> [INSTRUCTIONS FOR THE TASK]
Copy the data below exactly.
** Begin EXERCISE MATERIAL **
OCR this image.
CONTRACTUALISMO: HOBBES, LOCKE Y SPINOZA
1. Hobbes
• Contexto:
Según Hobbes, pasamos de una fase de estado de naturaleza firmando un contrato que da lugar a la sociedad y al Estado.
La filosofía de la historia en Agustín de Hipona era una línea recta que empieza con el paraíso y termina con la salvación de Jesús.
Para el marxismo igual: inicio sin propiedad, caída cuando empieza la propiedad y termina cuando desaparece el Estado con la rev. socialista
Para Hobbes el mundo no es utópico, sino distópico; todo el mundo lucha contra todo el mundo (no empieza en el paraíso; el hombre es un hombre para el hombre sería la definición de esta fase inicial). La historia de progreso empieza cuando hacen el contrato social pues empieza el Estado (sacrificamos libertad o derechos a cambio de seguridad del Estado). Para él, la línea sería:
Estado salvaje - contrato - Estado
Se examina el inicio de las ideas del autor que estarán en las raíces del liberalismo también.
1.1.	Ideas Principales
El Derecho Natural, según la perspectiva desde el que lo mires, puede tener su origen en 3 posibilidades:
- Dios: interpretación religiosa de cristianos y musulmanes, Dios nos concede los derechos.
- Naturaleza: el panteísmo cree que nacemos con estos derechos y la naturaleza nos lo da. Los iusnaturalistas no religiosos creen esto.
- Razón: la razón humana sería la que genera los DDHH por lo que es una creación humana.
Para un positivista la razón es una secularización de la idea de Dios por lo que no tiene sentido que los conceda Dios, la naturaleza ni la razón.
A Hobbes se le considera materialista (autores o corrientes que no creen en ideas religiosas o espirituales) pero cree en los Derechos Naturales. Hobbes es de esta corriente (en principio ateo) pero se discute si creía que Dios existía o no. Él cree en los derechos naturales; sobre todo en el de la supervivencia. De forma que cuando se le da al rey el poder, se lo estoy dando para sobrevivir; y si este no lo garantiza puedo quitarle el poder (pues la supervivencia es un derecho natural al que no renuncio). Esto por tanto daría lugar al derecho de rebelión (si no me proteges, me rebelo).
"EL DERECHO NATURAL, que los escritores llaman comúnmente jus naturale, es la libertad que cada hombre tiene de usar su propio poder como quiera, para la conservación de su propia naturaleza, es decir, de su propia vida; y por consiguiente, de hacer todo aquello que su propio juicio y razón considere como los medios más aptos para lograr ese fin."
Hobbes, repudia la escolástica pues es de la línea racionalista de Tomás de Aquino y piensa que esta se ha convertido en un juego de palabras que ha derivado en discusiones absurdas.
** End EXERCISE MATERIAL **
> [RESPONSE]
OCR this image.
CONTRACTUALISMO: HOBBES, LOCKE Y SPINOZA
1. Hobbes
• Contexto:
Según Hobbes, pasamos de una fase de estado de naturaleza firmando un contrato que da lugar a la sociedad y al Estado.
La filosofía de la historia en Agustín de Hipona era una línea recta que empieza con el paraíso y termina con la salvación de Jesús.
Para el marxismo igual: inicio sin propiedad, caída cuando empieza la propiedad y termina cuando desaparece el Estado con la rev. socialista
Para Hobbes el mundo no es utópico, sino distópico; todo el mundo lucha contra todo el mundo (no empieza en el paraíso; el hombre es un hombre para el hombre sería la definición de esta fase inicial). La historia de progreso empieza cuando hacen el contrato social pues empieza el Estado (sacrificamos libertad o derechos a cambio de seguridad del Estado). Para él, la línea sería:
Estado salvaje - contrato - Estado
Se examina el inicio de las ideas del autor que estarán en las raíces del liberalismo también.
1.1.	Ideas Principales
El Derecho Natural, según la perspectiva desde el que lo mires, puede tener su origen en 3 posibilidades:
- Dios: interpretación religiosa de cristianos y musulmanes, Dios nos concede los derechos.
- Naturaleza: el panteísmo cree que nacemos con estos derechos y la naturaleza nos lo da. Los iusnaturalistas no religiosos creen esto.
- Razón: la razón humana sería la que genera los DDHH por lo que es una creación humana.
Para un positivista la razón es una secularización de la idea de Dios por lo que no tiene sentido que los conceda Dios, la naturaleza ni la razón.
A Hobbes se le considera materialista (autores o corrientes que no creen en ideas religiosas o espirituales) pero cree en los Derechos Naturales. Hobbes es de esta corriente (en principio ateo) pero se discute si creía que Dios existía o no. Él cree en los derechos naturales; sobre todo en el de la supervivencia. De forma que cuando se le da al rey el poder, se lo estoy dando para sobrevivir; y si este no lo garantiza puedo quitarle el poder (pues la supervivencia es un derecho natural al que no renuncio). Esto por tanto daría lugar al derecho de rebelión (si no me proteges, me rebelo).
"EL DERECHO NATURAL, que los escritores llaman comúnmente jus naturale, es la libertad que cada hombre tiene de usar su propio poder como quiera, para la conservación de su propia naturaleza, es decir, de su propia vida; y por consiguiente, de hacer todo aquello que su propio juicio y razón considere como los medios más aptos para lograr ese fin."
Hobbes, repudia la escolástica pues es de la línea racionalista de Tomás de Aquino y piensa que esta se ha convertido en un juego de palabras que ha derivado en discusiones absurdas.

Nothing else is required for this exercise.